** begin **

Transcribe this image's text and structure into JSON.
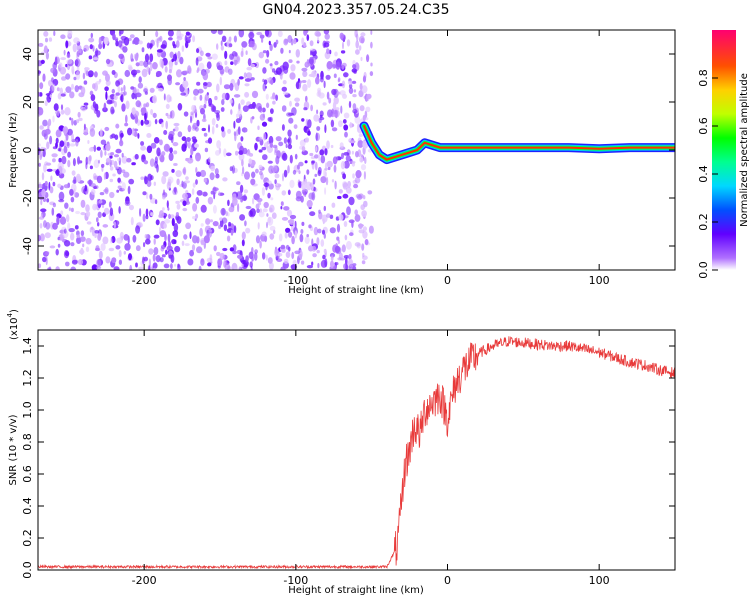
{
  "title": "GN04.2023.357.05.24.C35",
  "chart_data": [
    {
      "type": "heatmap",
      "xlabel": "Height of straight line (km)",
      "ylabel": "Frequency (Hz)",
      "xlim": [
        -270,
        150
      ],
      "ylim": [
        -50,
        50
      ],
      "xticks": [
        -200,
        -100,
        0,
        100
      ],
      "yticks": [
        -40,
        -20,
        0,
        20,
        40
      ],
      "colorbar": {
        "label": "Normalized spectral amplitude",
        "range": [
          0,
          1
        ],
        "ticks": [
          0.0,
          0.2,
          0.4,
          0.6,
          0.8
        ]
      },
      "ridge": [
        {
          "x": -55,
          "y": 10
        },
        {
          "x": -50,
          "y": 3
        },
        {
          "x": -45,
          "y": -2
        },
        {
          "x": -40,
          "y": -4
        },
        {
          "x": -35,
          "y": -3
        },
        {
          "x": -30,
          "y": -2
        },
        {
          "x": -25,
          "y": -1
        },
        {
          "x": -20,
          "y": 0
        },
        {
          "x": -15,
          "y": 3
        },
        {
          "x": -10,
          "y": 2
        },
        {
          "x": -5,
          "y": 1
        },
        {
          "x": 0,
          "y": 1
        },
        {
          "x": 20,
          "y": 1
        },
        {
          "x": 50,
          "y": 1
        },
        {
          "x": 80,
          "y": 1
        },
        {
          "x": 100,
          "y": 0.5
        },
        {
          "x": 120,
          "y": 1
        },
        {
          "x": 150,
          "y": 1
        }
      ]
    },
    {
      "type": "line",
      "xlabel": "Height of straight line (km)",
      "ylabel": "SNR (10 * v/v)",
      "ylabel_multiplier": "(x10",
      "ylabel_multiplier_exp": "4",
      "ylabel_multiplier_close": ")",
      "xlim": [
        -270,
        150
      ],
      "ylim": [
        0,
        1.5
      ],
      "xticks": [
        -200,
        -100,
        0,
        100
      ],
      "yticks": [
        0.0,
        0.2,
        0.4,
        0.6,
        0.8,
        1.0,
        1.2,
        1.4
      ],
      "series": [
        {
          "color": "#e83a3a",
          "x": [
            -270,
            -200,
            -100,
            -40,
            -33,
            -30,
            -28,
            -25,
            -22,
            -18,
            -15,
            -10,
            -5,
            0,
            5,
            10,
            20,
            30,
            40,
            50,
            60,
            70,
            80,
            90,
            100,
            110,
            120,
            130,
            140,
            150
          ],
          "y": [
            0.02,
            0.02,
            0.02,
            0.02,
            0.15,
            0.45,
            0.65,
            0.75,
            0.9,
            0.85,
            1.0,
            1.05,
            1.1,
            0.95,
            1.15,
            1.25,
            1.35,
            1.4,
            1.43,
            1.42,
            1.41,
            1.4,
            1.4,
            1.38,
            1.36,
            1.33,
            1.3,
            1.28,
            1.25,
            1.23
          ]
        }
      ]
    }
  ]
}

** end **

- _AIM_:
Reproduce each entry precisely. Leave the pictures out.

- _EXERCISE SOLUTION_:
Transcribe this image's text and structure into JSON.
{
  "title": "GN04.2023.357.05.24.C35",
  "chart_data": [
    {
      "type": "heatmap",
      "xlabel": "Height of straight line (km)",
      "ylabel": "Frequency (Hz)",
      "xlim": [
        -270,
        150
      ],
      "ylim": [
        -50,
        50
      ],
      "xticks": [
        -200,
        -100,
        0,
        100
      ],
      "yticks": [
        -40,
        -20,
        0,
        20,
        40
      ],
      "colorbar": {
        "label": "Normalized spectral amplitude",
        "range": [
          0,
          1
        ],
        "ticks": [
          0.0,
          0.2,
          0.4,
          0.6,
          0.8
        ]
      },
      "ridge": [
        {
          "x": -55,
          "y": 10
        },
        {
          "x": -50,
          "y": 3
        },
        {
          "x": -45,
          "y": -2
        },
        {
          "x": -40,
          "y": -4
        },
        {
          "x": -35,
          "y": -3
        },
        {
          "x": -30,
          "y": -2
        },
        {
          "x": -25,
          "y": -1
        },
        {
          "x": -20,
          "y": 0
        },
        {
          "x": -15,
          "y": 3
        },
        {
          "x": -10,
          "y": 2
        },
        {
          "x": -5,
          "y": 1
        },
        {
          "x": 0,
          "y": 1
        },
        {
          "x": 20,
          "y": 1
        },
        {
          "x": 50,
          "y": 1
        },
        {
          "x": 80,
          "y": 1
        },
        {
          "x": 100,
          "y": 0.5
        },
        {
          "x": 120,
          "y": 1
        },
        {
          "x": 150,
          "y": 1
        }
      ]
    },
    {
      "type": "line",
      "xlabel": "Height of straight line (km)",
      "ylabel": "SNR (10 * v/v)",
      "ylabel_multiplier": "(x10",
      "ylabel_multiplier_exp": "4",
      "ylabel_multiplier_close": ")",
      "xlim": [
        -270,
        150
      ],
      "ylim": [
        0,
        1.5
      ],
      "xticks": [
        -200,
        -100,
        0,
        100
      ],
      "yticks": [
        0.0,
        0.2,
        0.4,
        0.6,
        0.8,
        1.0,
        1.2,
        1.4
      ],
      "series": [
        {
          "color": "#e83a3a",
          "x": [
            -270,
            -200,
            -100,
            -40,
            -33,
            -30,
            -28,
            -25,
            -22,
            -18,
            -15,
            -10,
            -5,
            0,
            5,
            10,
            20,
            30,
            40,
            50,
            60,
            70,
            80,
            90,
            100,
            110,
            120,
            130,
            140,
            150
          ],
          "y": [
            0.02,
            0.02,
            0.02,
            0.02,
            0.15,
            0.45,
            0.65,
            0.75,
            0.9,
            0.85,
            1.0,
            1.05,
            1.1,
            0.95,
            1.15,
            1.25,
            1.35,
            1.4,
            1.43,
            1.42,
            1.41,
            1.4,
            1.4,
            1.38,
            1.36,
            1.33,
            1.3,
            1.28,
            1.25,
            1.23
          ]
        }
      ]
    }
  ]
}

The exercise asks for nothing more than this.